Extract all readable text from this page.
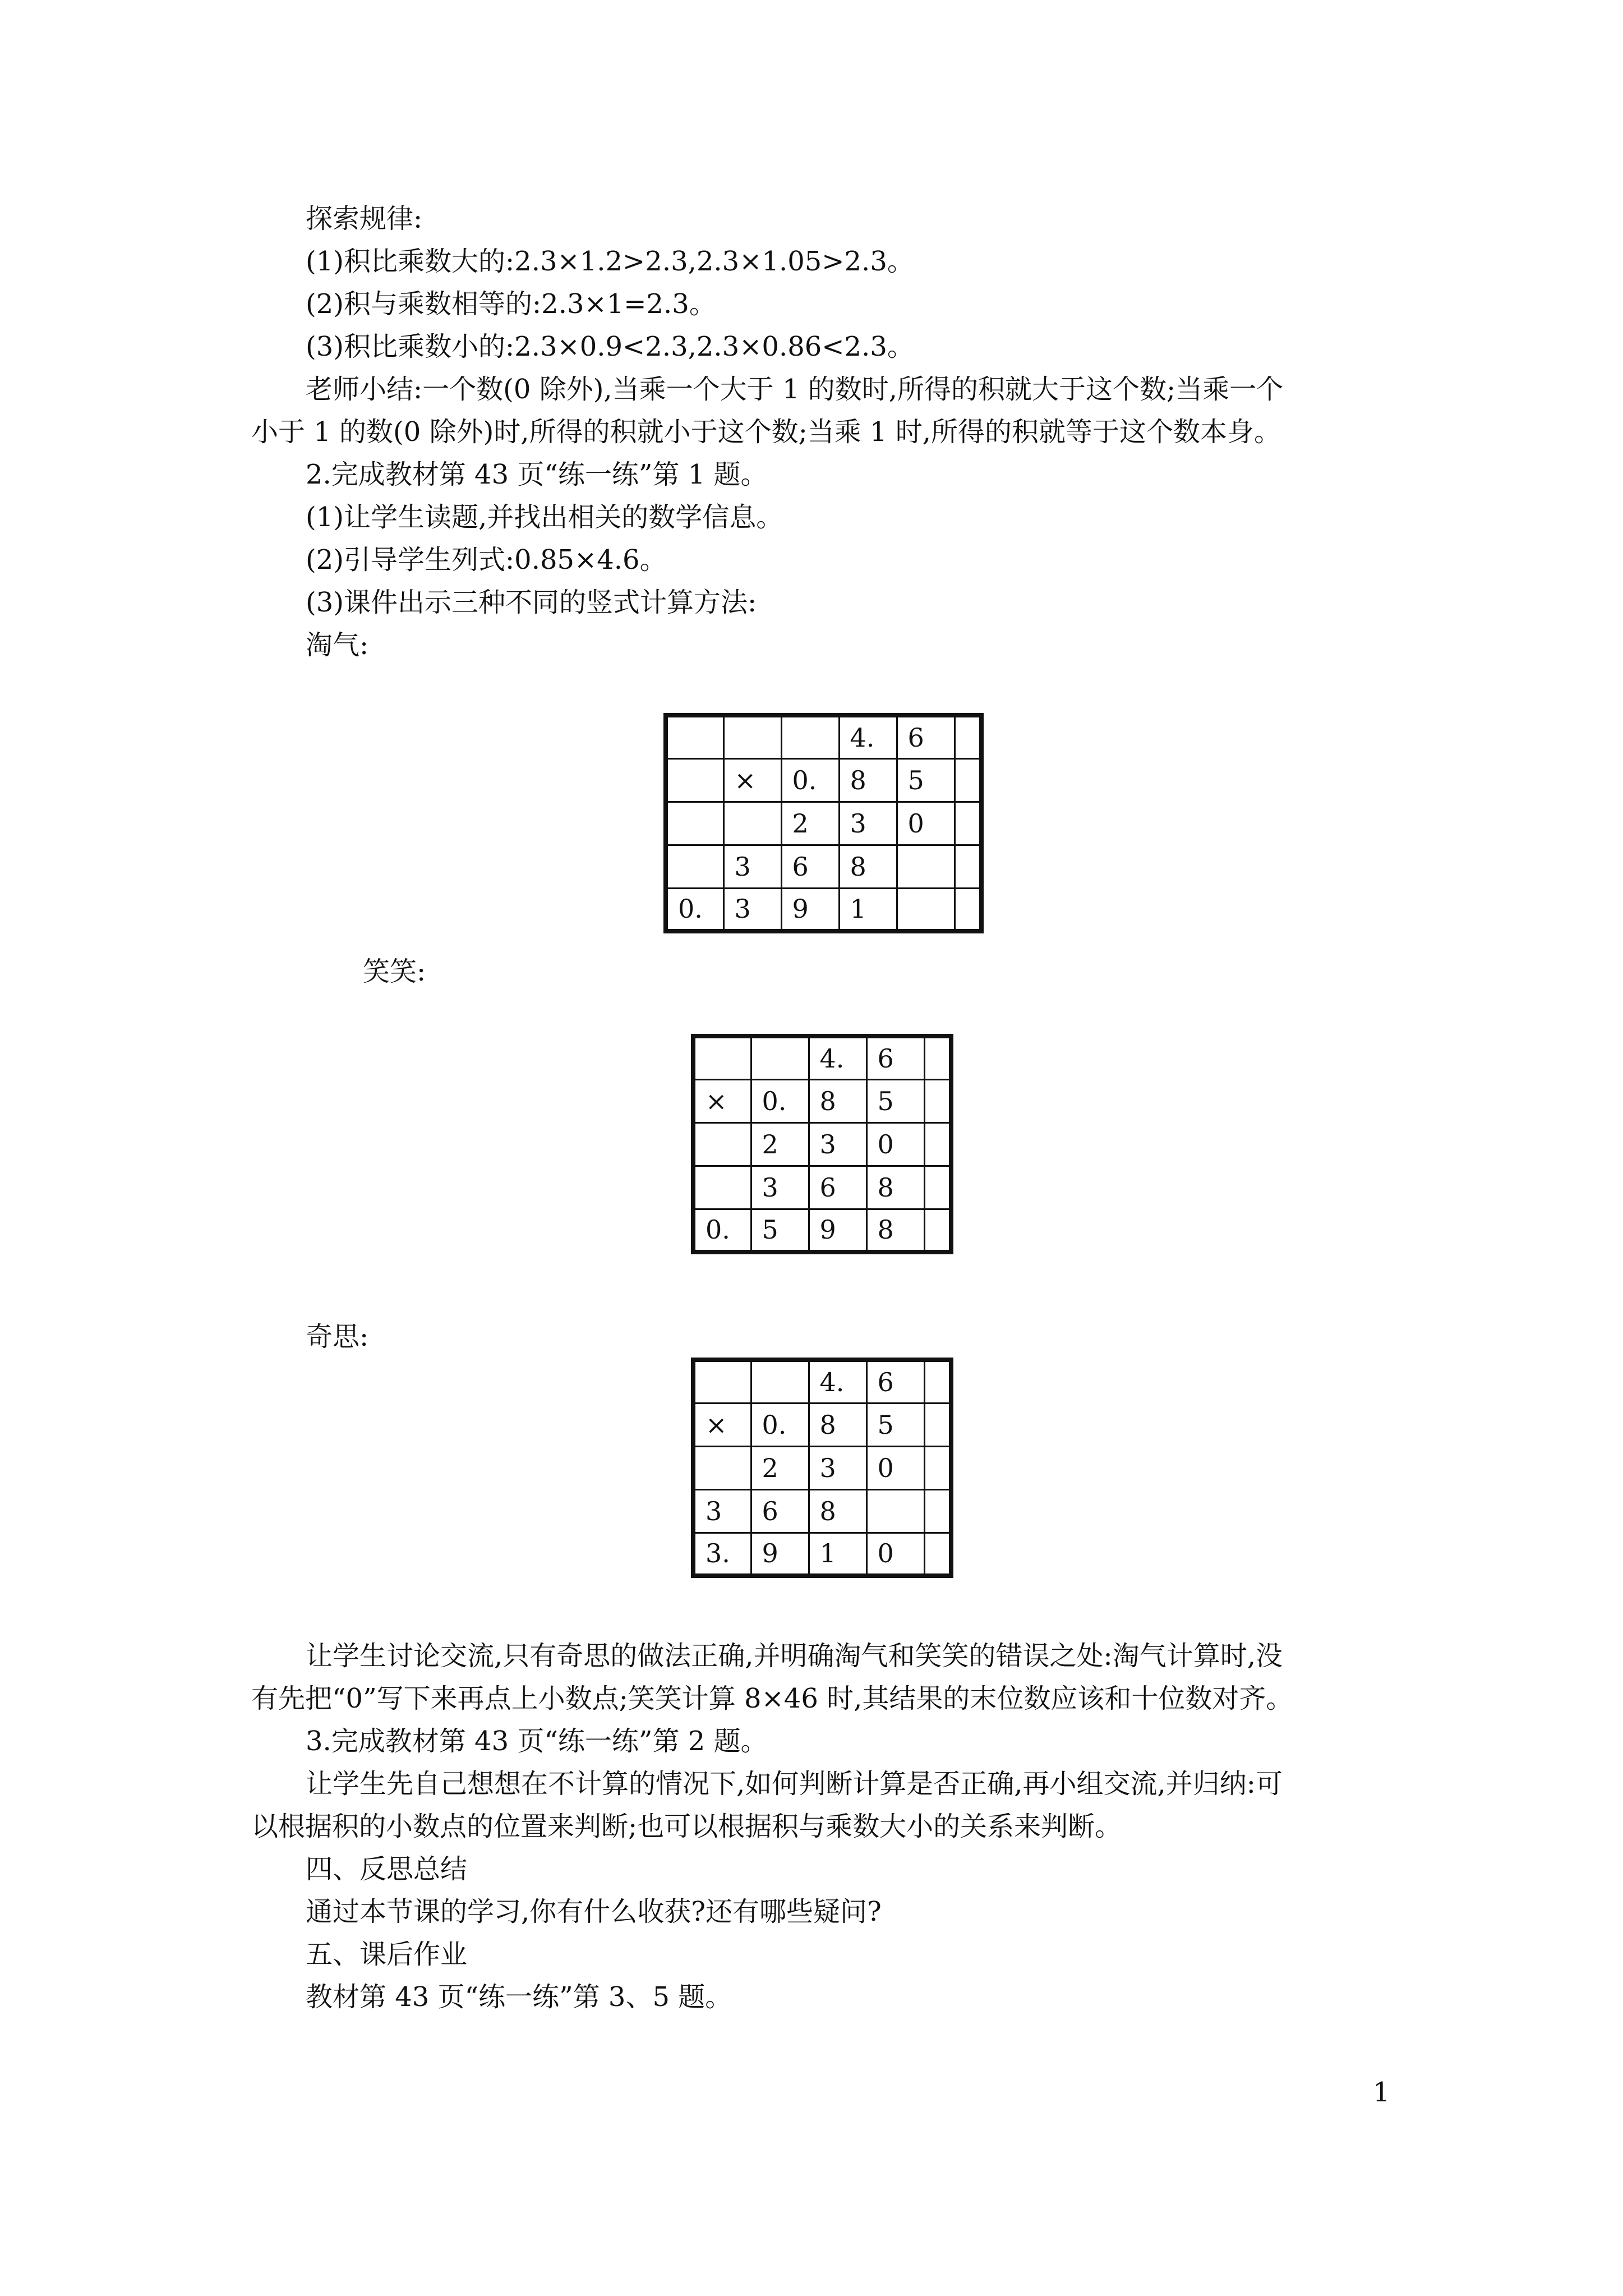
探索规律:
(1)积比乘数大的:2.3×1.2>2.3,2.3×1.05>2.3。
(2)积与乘数相等的:2.3×1=2.3。
(3)积比乘数小的:2.3×0.9<2.3,2.3×0.86<2.3。
老师小结:一个数(0 除外),当乘一个大于 1 的数时,所得的积就大于这个数;当乘一个
小于 1 的数(0 除外)时,所得的积就小于这个数;当乘 1 时,所得的积就等于这个数本身。
2.完成教材第 43 页“练一练”第 1 题。
(1)让学生读题,并找出相关的数学信息。
(2)引导学生列式:0.85×4.6。
(3)课件出示三种不同的竖式计算方法:
淘气:
			4.	6	
	×	0.	8	5	
		2	3	0	
	3	6	8		
0.	3	9	1		
笑笑:
		4.	6	
×	0.	8	5	
	2	3	0	
	3	6	8	
0.	5	9	8	
奇思:
		4.	6	
×	0.	8	5	
	2	3	0	
3	6	8		
3.	9	1	0	
让学生讨论交流,只有奇思的做法正确,并明确淘气和笑笑的错误之处:淘气计算时,没
有先把“0”写下来再点上小数点;笑笑计算 8×46 时,其结果的末位数应该和十位数对齐。
3.完成教材第 43 页“练一练”第 2 题。
让学生先自己想想在不计算的情况下,如何判断计算是否正确,再小组交流,并归纳:可
以根据积的小数点的位置来判断;也可以根据积与乘数大小的关系来判断。
四、反思总结
通过本节课的学习,你有什么收获?还有哪些疑问?
五、课后作业
教材第 43 页“练一练”第 3、5 题。
1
################
## SHORT TASK
Lines that include the word "完成教材第" — how many are there in the data? Answer with the number alone.

## WORKED ANSWER
2